● Your task: Look through the listing and locate every line containing the word "границах"; copy those lines.

Stored items:
## Start

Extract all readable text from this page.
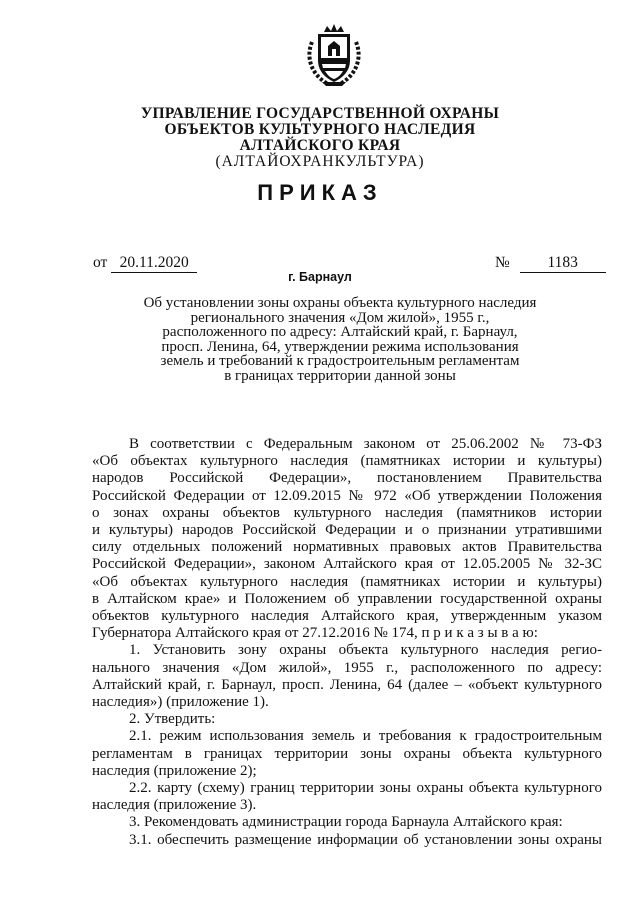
УПРАВЛЕНИЕ ГОСУДАРСТВЕННОЙ ОХРАНЫ
ОБЪЕКТОВ КУЛЬТУРНОГО НАСЛЕДИЯ
АЛТАЙСКОГО КРАЯ
(АЛТАЙОХРАНКУЛЬТУРА)
ПРИКАЗ
от 20.11.2020	№ 1183
г. Барнаул
Об установлении зоны охраны объекта культурного наследия
регионального значения «Дом жилой», 1955 г.,
расположенного по адресу: Алтайский край, г. Барнаул,
просп. Ленина, 64, утверждении режима использования
земель и требований к градостроительным регламентам
в границах территории данной зоны
В соответствии с Федеральным законом от 25.06.2002 № 73-ФЗ
«Об объектах культурного наследия (памятниках истории и культуры)
народов Российской Федерации», постановлением Правительства
Российской Федерации от 12.09.2015 № 972 «Об утверждении Положения
о зонах охраны объектов культурного наследия (памятников истории
и культуры) народов Российской Федерации и о признании утратившими
силу отдельных положений нормативных правовых актов Правительства
Российской Федерации», законом Алтайского края от 12.05.2005 № 32-ЗС
«Об объектах культурного наследия (памятниках истории и культуры)
в Алтайском крае» и Положением об управлении государственной охраны
объектов культурного наследия Алтайского края, утвержденным указом
Губернатора Алтайского края от 27.12.2016 № 174, п р и к а з ы в а ю:
1. Установить зону охраны объекта культурного наследия регио-
нального значения «Дом жилой», 1955 г., расположенного по адресу:
Алтайский край, г. Барнаул, просп. Ленина, 64 (далее – «объект культурного
наследия») (приложение 1).
2. Утвердить:
2.1. режим использования земель и требования к градостроительным
регламентам в границах территории зоны охраны объекта культурного
наследия (приложение 2);
2.2. карту (схему) границ территории зоны охраны объекта культурного
наследия (приложение 3).
3. Рекомендовать администрации города Барнаула Алтайского края:
3.1. обеспечить размещение информации об установлении зоны охраны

## End

● Result of the task:
в границах территории данной зоны
регламентам в границах территории зоны охраны объекта культурного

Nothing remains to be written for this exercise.